**The task:**
Look for "Madame" in the listing below. Gather each line that contains it.

— Begin Data —

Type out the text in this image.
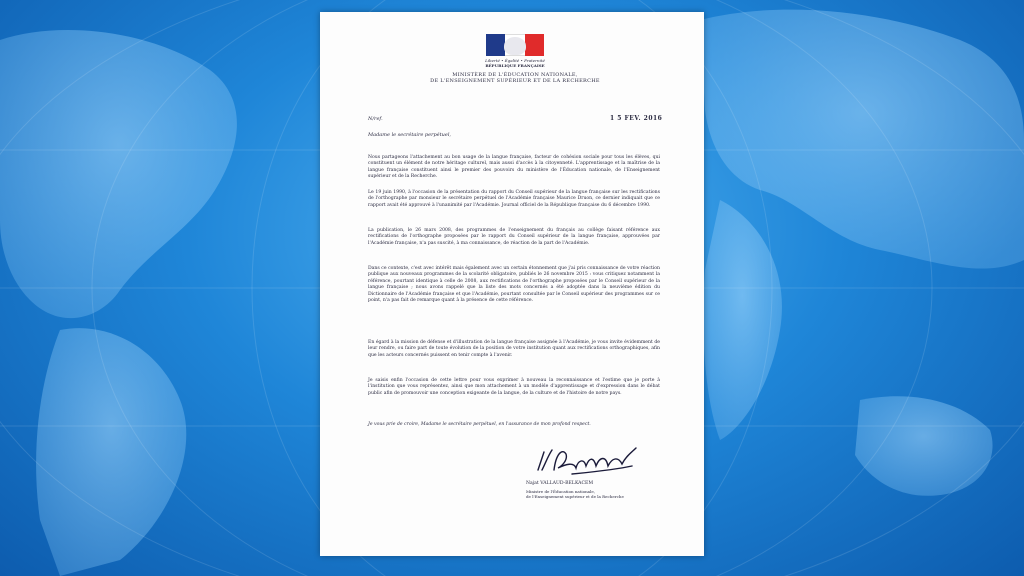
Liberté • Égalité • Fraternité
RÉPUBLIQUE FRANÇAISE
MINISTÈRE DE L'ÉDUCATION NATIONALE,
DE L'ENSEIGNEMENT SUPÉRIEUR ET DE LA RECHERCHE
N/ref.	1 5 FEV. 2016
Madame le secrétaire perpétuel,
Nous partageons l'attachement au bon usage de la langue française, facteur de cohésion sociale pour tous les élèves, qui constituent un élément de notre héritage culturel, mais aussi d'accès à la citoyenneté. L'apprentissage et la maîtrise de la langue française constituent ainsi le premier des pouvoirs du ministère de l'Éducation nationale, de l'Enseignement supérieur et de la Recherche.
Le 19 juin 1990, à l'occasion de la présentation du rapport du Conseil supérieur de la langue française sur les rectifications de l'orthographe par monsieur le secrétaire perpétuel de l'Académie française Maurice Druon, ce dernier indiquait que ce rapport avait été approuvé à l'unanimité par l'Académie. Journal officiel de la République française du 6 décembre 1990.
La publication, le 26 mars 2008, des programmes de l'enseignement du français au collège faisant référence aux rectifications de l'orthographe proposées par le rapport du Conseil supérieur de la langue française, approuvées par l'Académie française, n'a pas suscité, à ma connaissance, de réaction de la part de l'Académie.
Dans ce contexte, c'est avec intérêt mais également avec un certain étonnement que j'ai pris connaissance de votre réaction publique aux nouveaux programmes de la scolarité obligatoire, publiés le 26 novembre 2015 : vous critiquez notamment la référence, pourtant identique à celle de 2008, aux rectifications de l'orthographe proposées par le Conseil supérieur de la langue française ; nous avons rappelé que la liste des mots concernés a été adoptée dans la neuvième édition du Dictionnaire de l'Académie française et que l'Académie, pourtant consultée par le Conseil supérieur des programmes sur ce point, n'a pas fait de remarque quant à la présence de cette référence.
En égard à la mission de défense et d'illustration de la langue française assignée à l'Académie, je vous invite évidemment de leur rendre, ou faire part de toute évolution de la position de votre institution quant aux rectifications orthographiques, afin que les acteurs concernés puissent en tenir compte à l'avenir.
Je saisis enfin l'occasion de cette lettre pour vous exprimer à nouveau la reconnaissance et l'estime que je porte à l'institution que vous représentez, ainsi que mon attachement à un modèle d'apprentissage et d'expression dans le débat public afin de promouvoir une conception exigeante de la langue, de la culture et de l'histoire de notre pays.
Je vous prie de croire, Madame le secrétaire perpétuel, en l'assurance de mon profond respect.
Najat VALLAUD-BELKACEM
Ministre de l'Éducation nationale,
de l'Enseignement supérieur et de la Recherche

— End Data —

**Result:**
Madame le secrétaire perpétuel,
Je vous prie de croire, Madame le secrétaire perpétuel, en l'assurance de mon profond respect.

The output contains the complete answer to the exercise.